- _Brief_
Each record below is to be copied word for word, with pictures removed.

- _Records provided_
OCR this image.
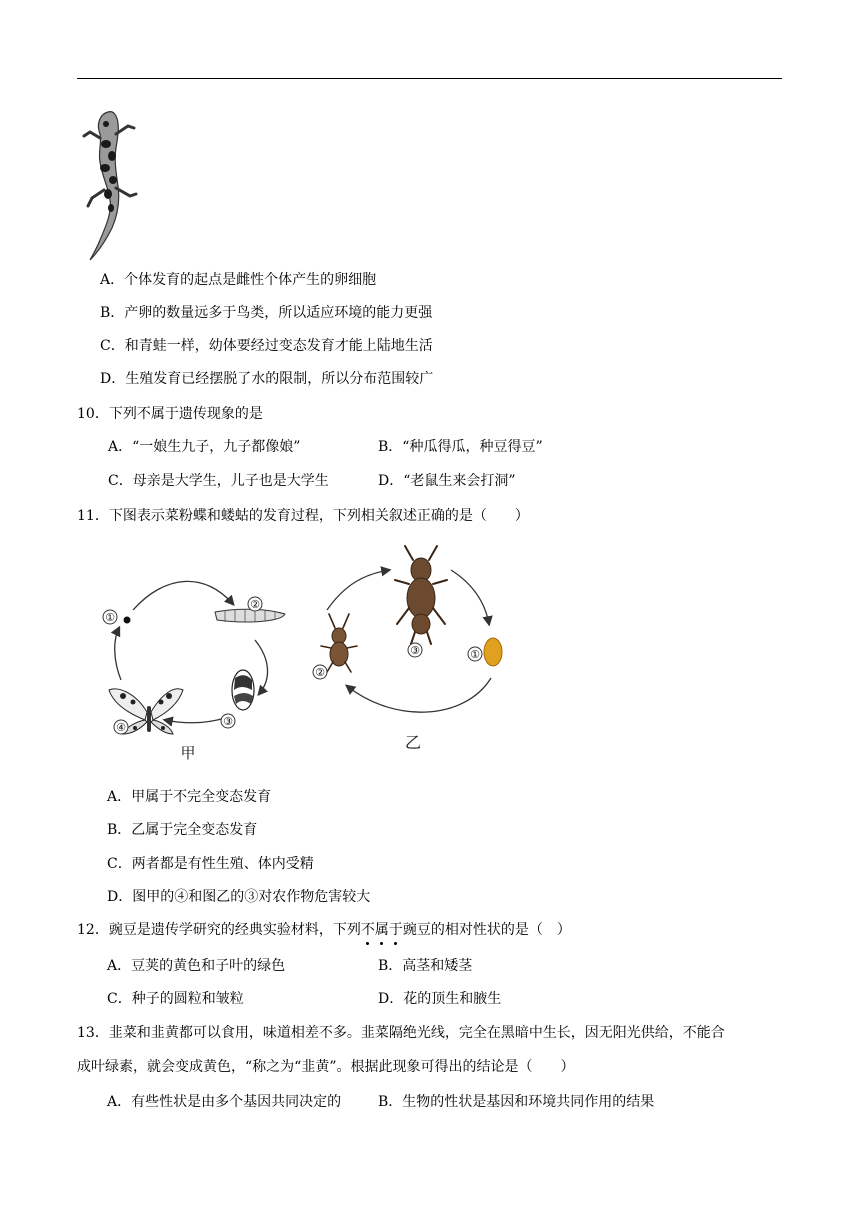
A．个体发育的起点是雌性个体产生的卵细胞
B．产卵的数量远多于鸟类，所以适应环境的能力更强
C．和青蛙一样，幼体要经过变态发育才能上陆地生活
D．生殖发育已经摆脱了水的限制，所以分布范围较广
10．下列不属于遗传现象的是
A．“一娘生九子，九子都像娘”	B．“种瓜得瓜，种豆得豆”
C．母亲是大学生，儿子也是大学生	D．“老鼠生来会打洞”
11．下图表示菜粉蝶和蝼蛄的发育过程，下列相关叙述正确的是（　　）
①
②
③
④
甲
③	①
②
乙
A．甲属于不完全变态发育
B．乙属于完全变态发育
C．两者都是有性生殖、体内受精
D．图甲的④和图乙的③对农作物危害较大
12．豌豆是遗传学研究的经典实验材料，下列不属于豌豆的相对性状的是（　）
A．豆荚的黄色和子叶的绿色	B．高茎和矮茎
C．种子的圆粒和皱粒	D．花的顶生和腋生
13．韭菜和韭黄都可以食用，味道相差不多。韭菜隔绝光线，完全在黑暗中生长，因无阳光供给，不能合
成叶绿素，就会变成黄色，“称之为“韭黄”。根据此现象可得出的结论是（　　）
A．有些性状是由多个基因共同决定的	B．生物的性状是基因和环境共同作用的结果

- _Final result_
OCR this image.
A．个体发育的起点是雌性个体产生的卵细胞
B．产卵的数量远多于鸟类，所以适应环境的能力更强
C．和青蛙一样，幼体要经过变态发育才能上陆地生活
D．生殖发育已经摆脱了水的限制，所以分布范围较广
10．下列不属于遗传现象的是
A．“一娘生九子，九子都像娘”	B．“种瓜得瓜，种豆得豆”
C．母亲是大学生，儿子也是大学生	D．“老鼠生来会打洞”
11．下图表示菜粉蝶和蝼蛄的发育过程，下列相关叙述正确的是（　　）
①
②
③
④
甲
③	①
②
乙
A．甲属于不完全变态发育
B．乙属于完全变态发育
C．两者都是有性生殖、体内受精
D．图甲的④和图乙的③对农作物危害较大
12．豌豆是遗传学研究的经典实验材料，下列不属于豌豆的相对性状的是（　）
A．豆荚的黄色和子叶的绿色	B．高茎和矮茎
C．种子的圆粒和皱粒	D．花的顶生和腋生
13．韭菜和韭黄都可以食用，味道相差不多。韭菜隔绝光线，完全在黑暗中生长，因无阳光供给，不能合
成叶绿素，就会变成黄色，“称之为“韭黄”。根据此现象可得出的结论是（　　）
A．有些性状是由多个基因共同决定的	B．生物的性状是基因和环境共同作用的结果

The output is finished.